* Begin *
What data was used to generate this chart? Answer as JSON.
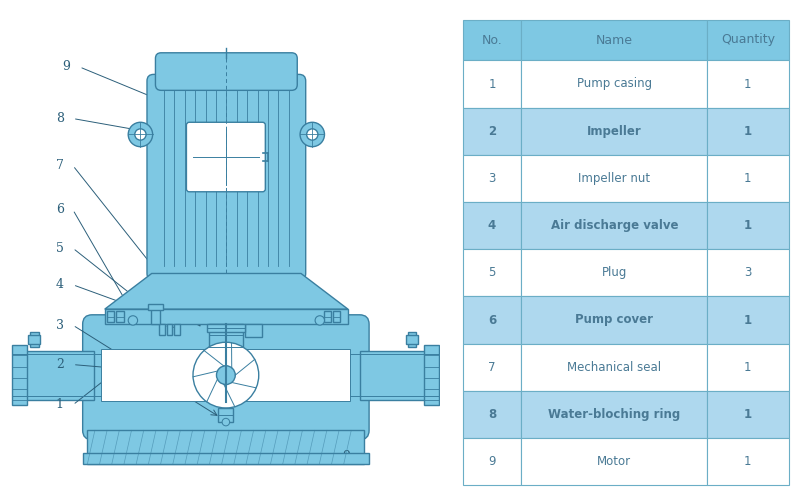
{
  "table_headers": [
    "No.",
    "Name",
    "Quantity"
  ],
  "table_rows": [
    [
      "1",
      "Pump casing",
      "1"
    ],
    [
      "2",
      "Impeller",
      "1"
    ],
    [
      "3",
      "Impeller nut",
      "1"
    ],
    [
      "4",
      "Air discharge valve",
      "1"
    ],
    [
      "5",
      "Plug",
      "3"
    ],
    [
      "6",
      "Pump cover",
      "1"
    ],
    [
      "7",
      "Mechanical seal",
      "1"
    ],
    [
      "8",
      "Water-bloching ring",
      "1"
    ],
    [
      "9",
      "Motor",
      "1"
    ]
  ],
  "row_colors": [
    "#FFFFFF",
    "#AED8EE",
    "#FFFFFF",
    "#AED8EE",
    "#FFFFFF",
    "#AED8EE",
    "#FFFFFF",
    "#AED8EE",
    "#FFFFFF"
  ],
  "header_bg": "#7EC8E3",
  "table_text_color": "#4A7A95",
  "border_color": "#6BAEC6",
  "mc": "#7EC8E3",
  "dk": "#3A7FA0",
  "lc": "#2C5F7A",
  "background": "#FFFFFF"
}
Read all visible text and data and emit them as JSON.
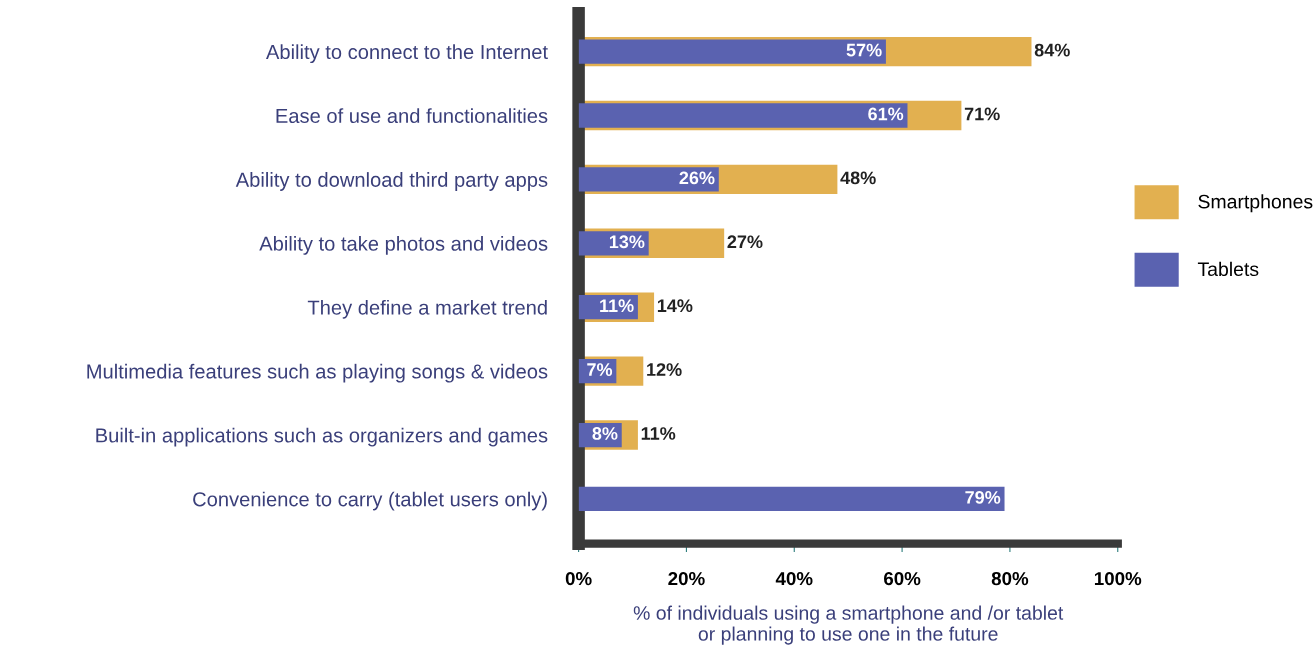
* End *
Gather each line from the listing above that holds "JSON".

What data was used to generate this chart? Answer as JSON.
Read all visible text and data and emit them as JSON.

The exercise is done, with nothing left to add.